**STATED PROBLEM:**
Would you return the complete listing below word for word?

**GIVEN ENTRIES:**
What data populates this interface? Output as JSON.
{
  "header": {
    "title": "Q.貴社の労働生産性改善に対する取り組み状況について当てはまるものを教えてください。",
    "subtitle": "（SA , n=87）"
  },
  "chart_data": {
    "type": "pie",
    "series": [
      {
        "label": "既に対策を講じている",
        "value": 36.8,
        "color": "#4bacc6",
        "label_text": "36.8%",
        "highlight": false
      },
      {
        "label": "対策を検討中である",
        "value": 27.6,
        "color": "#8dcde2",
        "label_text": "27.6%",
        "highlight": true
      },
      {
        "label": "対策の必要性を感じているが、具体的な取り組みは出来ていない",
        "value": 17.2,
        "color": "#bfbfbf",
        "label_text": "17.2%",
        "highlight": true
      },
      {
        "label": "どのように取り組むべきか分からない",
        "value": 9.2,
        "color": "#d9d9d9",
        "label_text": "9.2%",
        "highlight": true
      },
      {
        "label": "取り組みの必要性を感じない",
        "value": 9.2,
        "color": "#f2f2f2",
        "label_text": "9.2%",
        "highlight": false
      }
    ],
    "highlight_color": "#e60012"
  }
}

**THE ANSWER:**
What data populates this interface? Output as JSON.
{
  "header": {
    "title": "Q.貴社の労働生産性改善に対する取り組み状況について当てはまるものを教えてください。",
    "subtitle": "（SA , n=87）"
  },
  "chart_data": {
    "type": "pie",
    "series": [
      {
        "label": "既に対策を講じている",
        "value": 36.8,
        "color": "#4bacc6",
        "label_text": "36.8%",
        "highlight": false
      },
      {
        "label": "対策を検討中である",
        "value": 27.6,
        "color": "#8dcde2",
        "label_text": "27.6%",
        "highlight": true
      },
      {
        "label": "対策の必要性を感じているが、具体的な取り組みは出来ていない",
        "value": 17.2,
        "color": "#bfbfbf",
        "label_text": "17.2%",
        "highlight": true
      },
      {
        "label": "どのように取り組むべきか分からない",
        "value": 9.2,
        "color": "#d9d9d9",
        "label_text": "9.2%",
        "highlight": true
      },
      {
        "label": "取り組みの必要性を感じない",
        "value": 9.2,
        "color": "#f2f2f2",
        "label_text": "9.2%",
        "highlight": false
      }
    ],
    "highlight_color": "#e60012"
  }
}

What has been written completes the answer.